In 2001 the psychologist Joshua Greene and colleagues published the results of the first significant empirical investigation of people's responses to trolley problems. Using functional magnetic resonance imaging, they demonstrated that "personal" dilemmas (like pushing a man off a footbridge) preferentially engage brain regions associated with emotion, whereas "impersonal" dilemmas (like diverting the trolley by flipping a switch) preferentially engaged regions associated with controlled reasoning. On these grounds, they advocate for the dual-process account of moral decision-making. Since then, numerous other studies have employed trolley problems to study moral judgement, investigating topics like the role and influence of stress, emotional state, impression management, levels of anonymity, different types of brain damage, physiological arousal, different neurotransmitters, and genetic factors on responses to trolley dilemmas.

Trolley problems have been used as a measure of utilitarianism, but their usefulness for such purposes has been criticized.

In 2017 a group led by Michael Stevens, a YouTuber known for his brand Vsauce, performed the first realistic trolley-problem experiment. Subjects were placed alone in what they thought was a train-switching station, and shown footage they believed to be real (but was pre-recorded) of a train going down a track, with five workers on the main track, and one on the secondary track; the participants had the option to pull the lever to divert the train toward the secondary track. Five of the seven participants did not pull the lever.

=== Survey data ===
The trolley problem has been the subject of many surveys in which about 90% of respondents have chosen to kill the one and save the five. If the situation is modified where the one sacrificed for the five was a relative or romantic partner, respondents are much less likely to be willing to sacrifice the one life.

A 2009 survey by David Bourget and David Chalmers shows that 68% of professional philosophers would switch (sacrifice the one individual to save five lives) in the case of the trolley problem, 8% would not switch, and the remaining 24% had another view or could not answer.

=== Criticism ===
In a 2014 paper published in the Social and Personality Psychology Compass, researchers criticized the use of the trolley problem, arguing, among other things, that the scenario it presents is too extreme and unconnected to real-life moral situations to be useful or educational.

___

→ **Directions**
1 - Decide whether each statement agrees with the trolley-problem passage above. Answer yes or no for each and quote the words of the passage that decide it. (a) Greene and colleagues used functional magnetic resonance imaging in their 2001 study. (b) Most participants in the 2017 experiment led by Michael Stevens pulled the lever. (c) In the 2009 survey, 8% of professional philosophers would switch.
2 - Answer these questions from the trolley-problem passage above, one line each:
(a) In what year did David Bourget and David Chalmers conduct their survey?
(b) In which publication did the 2014 paper criticizing the trolley problem appear?
(c) What brand is Michael Stevens known for?
3 - From the trolley-problem passage above, reproduce the text between "A 2009 survey" and "useful or educational.", inclusive.

___

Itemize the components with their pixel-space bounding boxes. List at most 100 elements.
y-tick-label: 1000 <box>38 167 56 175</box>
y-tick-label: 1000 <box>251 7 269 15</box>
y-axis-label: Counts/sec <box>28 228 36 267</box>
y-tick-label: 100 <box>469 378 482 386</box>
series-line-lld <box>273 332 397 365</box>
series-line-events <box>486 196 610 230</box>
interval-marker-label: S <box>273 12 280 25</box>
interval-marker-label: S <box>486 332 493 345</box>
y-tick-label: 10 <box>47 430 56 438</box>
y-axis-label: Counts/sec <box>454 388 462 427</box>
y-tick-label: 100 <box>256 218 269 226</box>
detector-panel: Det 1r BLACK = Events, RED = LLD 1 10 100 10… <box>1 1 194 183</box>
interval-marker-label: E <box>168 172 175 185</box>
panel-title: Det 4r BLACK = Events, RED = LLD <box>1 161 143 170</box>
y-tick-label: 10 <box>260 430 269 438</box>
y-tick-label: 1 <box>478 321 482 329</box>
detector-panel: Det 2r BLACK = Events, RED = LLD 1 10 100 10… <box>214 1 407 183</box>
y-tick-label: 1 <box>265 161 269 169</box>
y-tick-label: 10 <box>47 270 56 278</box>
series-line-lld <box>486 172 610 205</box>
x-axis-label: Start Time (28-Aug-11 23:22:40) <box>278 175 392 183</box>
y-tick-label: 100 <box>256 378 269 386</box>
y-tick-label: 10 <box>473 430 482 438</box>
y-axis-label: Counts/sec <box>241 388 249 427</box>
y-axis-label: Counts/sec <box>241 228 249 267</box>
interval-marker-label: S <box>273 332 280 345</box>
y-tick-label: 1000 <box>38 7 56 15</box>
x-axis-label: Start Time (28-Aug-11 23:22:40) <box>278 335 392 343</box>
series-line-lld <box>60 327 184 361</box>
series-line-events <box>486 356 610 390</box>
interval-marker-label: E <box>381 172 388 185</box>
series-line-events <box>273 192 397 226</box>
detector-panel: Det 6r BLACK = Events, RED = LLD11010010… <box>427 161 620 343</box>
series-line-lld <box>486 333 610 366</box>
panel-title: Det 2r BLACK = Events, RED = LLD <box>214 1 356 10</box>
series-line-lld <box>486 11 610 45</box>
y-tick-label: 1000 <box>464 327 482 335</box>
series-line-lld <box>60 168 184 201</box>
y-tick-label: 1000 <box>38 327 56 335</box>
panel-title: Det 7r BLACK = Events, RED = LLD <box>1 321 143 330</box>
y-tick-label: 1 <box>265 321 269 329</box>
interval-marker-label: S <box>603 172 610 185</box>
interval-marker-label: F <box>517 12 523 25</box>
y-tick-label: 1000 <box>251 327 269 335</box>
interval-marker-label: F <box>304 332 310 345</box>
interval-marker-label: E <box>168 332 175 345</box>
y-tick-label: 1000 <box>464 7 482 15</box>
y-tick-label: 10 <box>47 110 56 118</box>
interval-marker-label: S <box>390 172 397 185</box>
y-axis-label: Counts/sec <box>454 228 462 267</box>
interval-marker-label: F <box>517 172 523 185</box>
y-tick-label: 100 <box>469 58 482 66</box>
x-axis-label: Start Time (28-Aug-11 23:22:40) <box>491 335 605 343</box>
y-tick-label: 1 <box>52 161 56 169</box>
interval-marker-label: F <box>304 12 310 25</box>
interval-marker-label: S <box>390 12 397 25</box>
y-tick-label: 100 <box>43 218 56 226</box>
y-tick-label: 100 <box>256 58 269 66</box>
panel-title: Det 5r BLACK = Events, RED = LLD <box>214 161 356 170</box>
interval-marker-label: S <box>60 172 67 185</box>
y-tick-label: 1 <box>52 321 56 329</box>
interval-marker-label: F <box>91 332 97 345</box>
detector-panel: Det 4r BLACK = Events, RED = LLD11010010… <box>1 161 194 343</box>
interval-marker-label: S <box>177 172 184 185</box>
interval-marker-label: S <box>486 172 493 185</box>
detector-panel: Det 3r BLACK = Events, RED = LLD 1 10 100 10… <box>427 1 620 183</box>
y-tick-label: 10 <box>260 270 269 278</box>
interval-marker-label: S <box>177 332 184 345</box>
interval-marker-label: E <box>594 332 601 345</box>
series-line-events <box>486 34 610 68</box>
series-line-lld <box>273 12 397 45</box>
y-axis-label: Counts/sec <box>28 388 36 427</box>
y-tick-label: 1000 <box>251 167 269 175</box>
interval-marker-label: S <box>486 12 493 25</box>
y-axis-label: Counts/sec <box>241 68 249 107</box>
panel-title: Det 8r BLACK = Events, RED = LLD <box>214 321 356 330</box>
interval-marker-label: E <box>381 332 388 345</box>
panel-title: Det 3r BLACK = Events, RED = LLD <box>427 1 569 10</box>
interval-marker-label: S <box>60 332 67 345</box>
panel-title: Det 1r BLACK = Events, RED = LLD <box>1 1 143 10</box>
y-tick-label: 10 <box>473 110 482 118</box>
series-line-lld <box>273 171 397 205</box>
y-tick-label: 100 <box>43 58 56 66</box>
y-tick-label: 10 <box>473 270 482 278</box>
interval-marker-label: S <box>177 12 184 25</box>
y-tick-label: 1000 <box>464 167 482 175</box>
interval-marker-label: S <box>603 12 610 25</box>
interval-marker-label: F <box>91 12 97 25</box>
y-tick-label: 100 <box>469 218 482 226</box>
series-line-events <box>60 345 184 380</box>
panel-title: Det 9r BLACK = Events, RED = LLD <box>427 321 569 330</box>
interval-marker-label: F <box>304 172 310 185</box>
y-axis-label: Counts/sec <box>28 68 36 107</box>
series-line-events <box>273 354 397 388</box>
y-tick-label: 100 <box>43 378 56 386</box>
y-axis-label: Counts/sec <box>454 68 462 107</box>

___

→ **Responses to the exercise**
1 -
(a) Yes: "Using functional magnetic resonance imaging"
(b) No: "Five of the seven participants did not pull the lever."
(c) No: "8% would not switch"

2 -
(a) 2009
(b) The Social and Personality Psychology Compass
(c) Vsauce

3 -
A 2009 survey by David Bourget and David Chalmers shows that 68% of professional philosophers would switch (sacrifice the one individual to save five lives) in the case of the trolley problem, 8% would not switch, and the remaining 24% had another view or could not answer.

=== Criticism ===
In a 2014 paper published in the Social and Personality Psychology Compass, researchers criticized the use of the trolley problem, arguing, among other things, that the scenario it presents is too extreme and unconnected to real-life moral situations to be useful or educational.